[Problem statement]
Write out the whole listing, matching it exactly.

━━━━

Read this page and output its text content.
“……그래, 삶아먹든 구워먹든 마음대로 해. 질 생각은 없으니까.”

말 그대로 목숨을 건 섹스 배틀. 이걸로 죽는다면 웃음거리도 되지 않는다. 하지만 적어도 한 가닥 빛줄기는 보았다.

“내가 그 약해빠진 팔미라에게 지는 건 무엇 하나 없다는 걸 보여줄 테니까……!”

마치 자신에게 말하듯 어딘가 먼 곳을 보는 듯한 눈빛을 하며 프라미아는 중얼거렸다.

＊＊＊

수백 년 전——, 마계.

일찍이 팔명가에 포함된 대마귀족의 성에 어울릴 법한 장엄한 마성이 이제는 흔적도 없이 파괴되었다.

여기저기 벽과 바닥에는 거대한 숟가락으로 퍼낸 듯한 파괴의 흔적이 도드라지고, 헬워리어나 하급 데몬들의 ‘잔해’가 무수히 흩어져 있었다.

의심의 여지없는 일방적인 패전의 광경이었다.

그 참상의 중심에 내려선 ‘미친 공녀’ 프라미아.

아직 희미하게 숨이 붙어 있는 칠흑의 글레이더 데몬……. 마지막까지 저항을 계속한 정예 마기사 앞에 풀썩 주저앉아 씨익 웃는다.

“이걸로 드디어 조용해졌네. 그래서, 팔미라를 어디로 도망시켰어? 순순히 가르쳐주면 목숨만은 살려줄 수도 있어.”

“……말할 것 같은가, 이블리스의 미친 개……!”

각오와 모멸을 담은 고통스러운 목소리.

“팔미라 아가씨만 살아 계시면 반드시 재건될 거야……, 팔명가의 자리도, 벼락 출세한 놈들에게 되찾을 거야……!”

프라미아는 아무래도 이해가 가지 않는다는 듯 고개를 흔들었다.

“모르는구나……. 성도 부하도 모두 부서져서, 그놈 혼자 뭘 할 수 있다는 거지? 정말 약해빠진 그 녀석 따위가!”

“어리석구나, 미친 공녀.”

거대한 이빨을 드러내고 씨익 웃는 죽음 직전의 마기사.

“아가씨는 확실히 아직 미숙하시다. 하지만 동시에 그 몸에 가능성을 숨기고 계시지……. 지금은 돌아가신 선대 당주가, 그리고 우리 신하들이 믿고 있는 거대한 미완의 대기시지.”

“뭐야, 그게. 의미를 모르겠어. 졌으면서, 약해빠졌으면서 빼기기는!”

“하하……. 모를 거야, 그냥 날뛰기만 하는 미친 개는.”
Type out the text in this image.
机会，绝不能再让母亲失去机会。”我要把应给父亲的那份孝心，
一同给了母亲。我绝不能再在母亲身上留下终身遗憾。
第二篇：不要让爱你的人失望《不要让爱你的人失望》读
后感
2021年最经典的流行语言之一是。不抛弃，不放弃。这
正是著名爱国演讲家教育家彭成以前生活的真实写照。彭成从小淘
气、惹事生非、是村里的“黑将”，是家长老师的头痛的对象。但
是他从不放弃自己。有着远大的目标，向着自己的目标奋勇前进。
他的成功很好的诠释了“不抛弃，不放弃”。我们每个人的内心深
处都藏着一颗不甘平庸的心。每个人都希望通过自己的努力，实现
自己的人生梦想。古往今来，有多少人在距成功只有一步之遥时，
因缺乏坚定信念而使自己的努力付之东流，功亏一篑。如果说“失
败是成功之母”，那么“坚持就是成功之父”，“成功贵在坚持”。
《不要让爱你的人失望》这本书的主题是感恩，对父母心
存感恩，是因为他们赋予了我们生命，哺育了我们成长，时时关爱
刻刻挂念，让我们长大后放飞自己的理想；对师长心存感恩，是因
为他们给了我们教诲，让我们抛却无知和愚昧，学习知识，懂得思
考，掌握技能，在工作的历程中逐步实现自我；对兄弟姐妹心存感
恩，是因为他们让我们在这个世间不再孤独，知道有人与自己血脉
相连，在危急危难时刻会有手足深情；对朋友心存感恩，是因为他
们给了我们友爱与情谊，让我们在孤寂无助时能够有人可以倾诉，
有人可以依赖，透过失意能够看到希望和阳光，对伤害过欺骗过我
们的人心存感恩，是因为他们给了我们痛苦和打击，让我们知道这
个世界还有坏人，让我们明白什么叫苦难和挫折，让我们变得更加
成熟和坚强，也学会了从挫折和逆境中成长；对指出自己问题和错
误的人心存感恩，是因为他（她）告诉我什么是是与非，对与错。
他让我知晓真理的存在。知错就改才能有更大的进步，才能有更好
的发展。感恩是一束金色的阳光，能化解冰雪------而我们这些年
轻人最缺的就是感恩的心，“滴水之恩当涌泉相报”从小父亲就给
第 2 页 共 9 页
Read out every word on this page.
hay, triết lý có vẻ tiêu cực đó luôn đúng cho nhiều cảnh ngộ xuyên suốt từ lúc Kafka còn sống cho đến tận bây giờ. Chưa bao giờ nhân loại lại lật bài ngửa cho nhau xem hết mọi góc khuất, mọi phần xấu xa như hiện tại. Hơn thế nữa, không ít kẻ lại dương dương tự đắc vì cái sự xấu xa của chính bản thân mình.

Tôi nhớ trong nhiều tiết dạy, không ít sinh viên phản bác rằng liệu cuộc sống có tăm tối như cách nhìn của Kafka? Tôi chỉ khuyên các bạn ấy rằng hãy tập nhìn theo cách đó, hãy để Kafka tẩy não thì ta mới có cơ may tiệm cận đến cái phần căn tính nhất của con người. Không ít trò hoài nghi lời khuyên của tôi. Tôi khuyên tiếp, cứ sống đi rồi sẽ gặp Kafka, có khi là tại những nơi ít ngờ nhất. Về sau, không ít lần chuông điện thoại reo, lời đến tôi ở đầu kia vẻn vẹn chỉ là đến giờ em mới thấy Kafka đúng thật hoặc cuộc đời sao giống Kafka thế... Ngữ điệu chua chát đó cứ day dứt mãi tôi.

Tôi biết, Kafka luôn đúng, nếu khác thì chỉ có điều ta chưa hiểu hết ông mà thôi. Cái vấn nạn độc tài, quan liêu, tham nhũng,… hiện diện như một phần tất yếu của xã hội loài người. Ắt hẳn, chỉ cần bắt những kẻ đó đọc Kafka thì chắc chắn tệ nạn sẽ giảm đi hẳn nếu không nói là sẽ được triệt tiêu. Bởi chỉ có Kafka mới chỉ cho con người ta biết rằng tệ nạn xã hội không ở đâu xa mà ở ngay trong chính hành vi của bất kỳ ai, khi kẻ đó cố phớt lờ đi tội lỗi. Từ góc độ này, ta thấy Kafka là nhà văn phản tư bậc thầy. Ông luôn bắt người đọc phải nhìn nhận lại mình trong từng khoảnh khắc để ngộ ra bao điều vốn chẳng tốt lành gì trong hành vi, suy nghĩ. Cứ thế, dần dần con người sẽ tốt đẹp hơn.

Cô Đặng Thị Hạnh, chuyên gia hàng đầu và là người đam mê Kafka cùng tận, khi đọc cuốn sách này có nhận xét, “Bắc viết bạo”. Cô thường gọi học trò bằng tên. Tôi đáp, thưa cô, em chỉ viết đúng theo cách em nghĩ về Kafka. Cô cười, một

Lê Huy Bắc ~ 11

━━━━

[Complete response]
Read this page and output its text content.
“……그래, 삶아먹든 구워먹든 마음대로 해. 질 생각은 없으니까.”

말 그대로 목숨을 건 섹스 배틀. 이걸로 죽는다면 웃음거리도 되지 않는다. 하지만 적어도 한 가닥 빛줄기는 보았다.

“내가 그 약해빠진 팔미라에게 지는 건 무엇 하나 없다는 걸 보여줄 테니까……!”

마치 자신에게 말하듯 어딘가 먼 곳을 보는 듯한 눈빛을 하며 프라미아는 중얼거렸다.

＊＊＊

수백 년 전——, 마계.

일찍이 팔명가에 포함된 대마귀족의 성에 어울릴 법한 장엄한 마성이 이제는 흔적도 없이 파괴되었다.

여기저기 벽과 바닥에는 거대한 숟가락으로 퍼낸 듯한 파괴의 흔적이 도드라지고, 헬워리어나 하급 데몬들의 ‘잔해’가 무수히 흩어져 있었다.

의심의 여지없는 일방적인 패전의 광경이었다.

그 참상의 중심에 내려선 ‘미친 공녀’ 프라미아.

아직 희미하게 숨이 붙어 있는 칠흑의 글레이더 데몬……. 마지막까지 저항을 계속한 정예 마기사 앞에 풀썩 주저앉아 씨익 웃는다.

“이걸로 드디어 조용해졌네. 그래서, 팔미라를 어디로 도망시켰어? 순순히 가르쳐주면 목숨만은 살려줄 수도 있어.”

“……말할 것 같은가, 이블리스의 미친 개……!”

각오와 모멸을 담은 고통스러운 목소리.

“팔미라 아가씨만 살아 계시면 반드시 재건될 거야……, 팔명가의 자리도, 벼락 출세한 놈들에게 되찾을 거야……!”

프라미아는 아무래도 이해가 가지 않는다는 듯 고개를 흔들었다.

“모르는구나……. 성도 부하도 모두 부서져서, 그놈 혼자 뭘 할 수 있다는 거지? 정말 약해빠진 그 녀석 따위가!”

“어리석구나, 미친 공녀.”

거대한 이빨을 드러내고 씨익 웃는 죽음 직전의 마기사.

“아가씨는 확실히 아직 미숙하시다. 하지만 동시에 그 몸에 가능성을 숨기고 계시지……. 지금은 돌아가신 선대 당주가, 그리고 우리 신하들이 믿고 있는 거대한 미완의 대기시지.”

“뭐야, 그게. 의미를 모르겠어. 졌으면서, 약해빠졌으면서 빼기기는!”

“하하……. 모를 거야, 그냥 날뛰기만 하는 미친 개는.”
Type out the text in this image.
机会，绝不能再让母亲失去机会。”我要把应给父亲的那份孝心，
一同给了母亲。我绝不能再在母亲身上留下终身遗憾。
第二篇：不要让爱你的人失望《不要让爱你的人失望》读
后感
2021年最经典的流行语言之一是。不抛弃，不放弃。这
正是著名爱国演讲家教育家彭成以前生活的真实写照。彭成从小淘
气、惹事生非、是村里的“黑将”，是家长老师的头痛的对象。但
是他从不放弃自己。有着远大的目标，向着自己的目标奋勇前进。
他的成功很好的诠释了“不抛弃，不放弃”。我们每个人的内心深
处都藏着一颗不甘平庸的心。每个人都希望通过自己的努力，实现
自己的人生梦想。古往今来，有多少人在距成功只有一步之遥时，
因缺乏坚定信念而使自己的努力付之东流，功亏一篑。如果说“失
败是成功之母”，那么“坚持就是成功之父”，“成功贵在坚持”。
《不要让爱你的人失望》这本书的主题是感恩，对父母心
存感恩，是因为他们赋予了我们生命，哺育了我们成长，时时关爱
刻刻挂念，让我们长大后放飞自己的理想；对师长心存感恩，是因
为他们给了我们教诲，让我们抛却无知和愚昧，学习知识，懂得思
考，掌握技能，在工作的历程中逐步实现自我；对兄弟姐妹心存感
恩，是因为他们让我们在这个世间不再孤独，知道有人与自己血脉
相连，在危急危难时刻会有手足深情；对朋友心存感恩，是因为他
们给了我们友爱与情谊，让我们在孤寂无助时能够有人可以倾诉，
有人可以依赖，透过失意能够看到希望和阳光，对伤害过欺骗过我
们的人心存感恩，是因为他们给了我们痛苦和打击，让我们知道这
个世界还有坏人，让我们明白什么叫苦难和挫折，让我们变得更加
成熟和坚强，也学会了从挫折和逆境中成长；对指出自己问题和错
误的人心存感恩，是因为他（她）告诉我什么是是与非，对与错。
他让我知晓真理的存在。知错就改才能有更大的进步，才能有更好
的发展。感恩是一束金色的阳光，能化解冰雪------而我们这些年
轻人最缺的就是感恩的心，“滴水之恩当涌泉相报”从小父亲就给
第 2 页 共 9 页
Read out every word on this page.
hay, triết lý có vẻ tiêu cực đó luôn đúng cho nhiều cảnh ngộ xuyên suốt từ lúc Kafka còn sống cho đến tận bây giờ. Chưa bao giờ nhân loại lại lật bài ngửa cho nhau xem hết mọi góc khuất, mọi phần xấu xa như hiện tại. Hơn thế nữa, không ít kẻ lại dương dương tự đắc vì cái sự xấu xa của chính bản thân mình.

Tôi nhớ trong nhiều tiết dạy, không ít sinh viên phản bác rằng liệu cuộc sống có tăm tối như cách nhìn của Kafka? Tôi chỉ khuyên các bạn ấy rằng hãy tập nhìn theo cách đó, hãy để Kafka tẩy não thì ta mới có cơ may tiệm cận đến cái phần căn tính nhất của con người. Không ít trò hoài nghi lời khuyên của tôi. Tôi khuyên tiếp, cứ sống đi rồi sẽ gặp Kafka, có khi là tại những nơi ít ngờ nhất. Về sau, không ít lần chuông điện thoại reo, lời đến tôi ở đầu kia vẻn vẹn chỉ là đến giờ em mới thấy Kafka đúng thật hoặc cuộc đời sao giống Kafka thế... Ngữ điệu chua chát đó cứ day dứt mãi tôi.

Tôi biết, Kafka luôn đúng, nếu khác thì chỉ có điều ta chưa hiểu hết ông mà thôi. Cái vấn nạn độc tài, quan liêu, tham nhũng,… hiện diện như một phần tất yếu của xã hội loài người. Ắt hẳn, chỉ cần bắt những kẻ đó đọc Kafka thì chắc chắn tệ nạn sẽ giảm đi hẳn nếu không nói là sẽ được triệt tiêu. Bởi chỉ có Kafka mới chỉ cho con người ta biết rằng tệ nạn xã hội không ở đâu xa mà ở ngay trong chính hành vi của bất kỳ ai, khi kẻ đó cố phớt lờ đi tội lỗi. Từ góc độ này, ta thấy Kafka là nhà văn phản tư bậc thầy. Ông luôn bắt người đọc phải nhìn nhận lại mình trong từng khoảnh khắc để ngộ ra bao điều vốn chẳng tốt lành gì trong hành vi, suy nghĩ. Cứ thế, dần dần con người sẽ tốt đẹp hơn.

Cô Đặng Thị Hạnh, chuyên gia hàng đầu và là người đam mê Kafka cùng tận, khi đọc cuốn sách này có nhận xét, “Bắc viết bạo”. Cô thường gọi học trò bằng tên. Tôi đáp, thưa cô, em chỉ viết đúng theo cách em nghĩ về Kafka. Cô cười, một

Lê Huy Bắc ~ 11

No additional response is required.